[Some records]
((

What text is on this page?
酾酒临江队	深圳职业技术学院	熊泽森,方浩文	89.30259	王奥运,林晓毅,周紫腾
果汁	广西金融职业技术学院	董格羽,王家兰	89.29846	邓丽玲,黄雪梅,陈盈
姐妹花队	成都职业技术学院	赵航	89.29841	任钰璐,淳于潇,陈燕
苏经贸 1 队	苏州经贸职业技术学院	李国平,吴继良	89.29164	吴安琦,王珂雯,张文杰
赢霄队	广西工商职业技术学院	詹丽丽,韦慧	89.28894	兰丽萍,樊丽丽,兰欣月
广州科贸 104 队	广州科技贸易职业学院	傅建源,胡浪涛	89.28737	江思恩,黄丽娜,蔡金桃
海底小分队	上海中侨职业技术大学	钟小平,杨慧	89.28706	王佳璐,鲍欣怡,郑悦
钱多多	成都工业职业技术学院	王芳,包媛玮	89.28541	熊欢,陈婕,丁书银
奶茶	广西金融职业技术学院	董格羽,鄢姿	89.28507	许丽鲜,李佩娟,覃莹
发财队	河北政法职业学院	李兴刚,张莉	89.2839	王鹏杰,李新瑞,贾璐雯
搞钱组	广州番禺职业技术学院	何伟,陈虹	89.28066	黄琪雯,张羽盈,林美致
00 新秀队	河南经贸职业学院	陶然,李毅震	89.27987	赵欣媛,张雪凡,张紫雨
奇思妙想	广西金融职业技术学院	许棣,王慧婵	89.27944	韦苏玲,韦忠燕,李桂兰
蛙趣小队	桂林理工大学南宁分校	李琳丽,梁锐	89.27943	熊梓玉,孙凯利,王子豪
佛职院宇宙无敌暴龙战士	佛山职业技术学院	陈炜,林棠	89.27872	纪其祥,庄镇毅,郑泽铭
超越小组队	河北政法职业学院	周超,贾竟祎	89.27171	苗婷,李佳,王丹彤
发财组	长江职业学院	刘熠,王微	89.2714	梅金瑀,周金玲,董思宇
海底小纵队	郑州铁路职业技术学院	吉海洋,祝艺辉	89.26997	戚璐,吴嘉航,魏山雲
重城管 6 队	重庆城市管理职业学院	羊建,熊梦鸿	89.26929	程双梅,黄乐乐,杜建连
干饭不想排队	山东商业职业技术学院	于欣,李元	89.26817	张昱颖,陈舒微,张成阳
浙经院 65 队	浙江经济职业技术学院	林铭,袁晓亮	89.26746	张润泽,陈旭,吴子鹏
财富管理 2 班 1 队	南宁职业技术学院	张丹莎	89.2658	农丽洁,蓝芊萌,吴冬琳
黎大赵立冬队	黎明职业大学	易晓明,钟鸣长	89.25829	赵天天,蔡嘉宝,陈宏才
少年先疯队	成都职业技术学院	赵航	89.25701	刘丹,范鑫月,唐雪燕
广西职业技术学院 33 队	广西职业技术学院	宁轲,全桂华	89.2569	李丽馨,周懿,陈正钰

))

SET TASK
Your task is to reproduce the whole listing exactly.

EXERCISE RESPONSE
What text is on this page?
酾酒临江队	深圳职业技术学院	熊泽森,方浩文	89.30259	王奥运,林晓毅,周紫腾
果汁	广西金融职业技术学院	董格羽,王家兰	89.29846	邓丽玲,黄雪梅,陈盈
姐妹花队	成都职业技术学院	赵航	89.29841	任钰璐,淳于潇,陈燕
苏经贸 1 队	苏州经贸职业技术学院	李国平,吴继良	89.29164	吴安琦,王珂雯,张文杰
赢霄队	广西工商职业技术学院	詹丽丽,韦慧	89.28894	兰丽萍,樊丽丽,兰欣月
广州科贸 104 队	广州科技贸易职业学院	傅建源,胡浪涛	89.28737	江思恩,黄丽娜,蔡金桃
海底小分队	上海中侨职业技术大学	钟小平,杨慧	89.28706	王佳璐,鲍欣怡,郑悦
钱多多	成都工业职业技术学院	王芳,包媛玮	89.28541	熊欢,陈婕,丁书银
奶茶	广西金融职业技术学院	董格羽,鄢姿	89.28507	许丽鲜,李佩娟,覃莹
发财队	河北政法职业学院	李兴刚,张莉	89.2839	王鹏杰,李新瑞,贾璐雯
搞钱组	广州番禺职业技术学院	何伟,陈虹	89.28066	黄琪雯,张羽盈,林美致
00 新秀队	河南经贸职业学院	陶然,李毅震	89.27987	赵欣媛,张雪凡,张紫雨
奇思妙想	广西金融职业技术学院	许棣,王慧婵	89.27944	韦苏玲,韦忠燕,李桂兰
蛙趣小队	桂林理工大学南宁分校	李琳丽,梁锐	89.27943	熊梓玉,孙凯利,王子豪
佛职院宇宙无敌暴龙战士	佛山职业技术学院	陈炜,林棠	89.27872	纪其祥,庄镇毅,郑泽铭
超越小组队	河北政法职业学院	周超,贾竟祎	89.27171	苗婷,李佳,王丹彤
发财组	长江职业学院	刘熠,王微	89.2714	梅金瑀,周金玲,董思宇
海底小纵队	郑州铁路职业技术学院	吉海洋,祝艺辉	89.26997	戚璐,吴嘉航,魏山雲
重城管 6 队	重庆城市管理职业学院	羊建,熊梦鸿	89.26929	程双梅,黄乐乐,杜建连
干饭不想排队	山东商业职业技术学院	于欣,李元	89.26817	张昱颖,陈舒微,张成阳
浙经院 65 队	浙江经济职业技术学院	林铭,袁晓亮	89.26746	张润泽,陈旭,吴子鹏
财富管理 2 班 1 队	南宁职业技术学院	张丹莎	89.2658	农丽洁,蓝芊萌,吴冬琳
黎大赵立冬队	黎明职业大学	易晓明,钟鸣长	89.25829	赵天天,蔡嘉宝,陈宏才
少年先疯队	成都职业技术学院	赵航	89.25701	刘丹,范鑫月,唐雪燕
广西职业技术学院 33 队	广西职业技术学院	宁轲,全桂华	89.2569	李丽馨,周懿,陈正钰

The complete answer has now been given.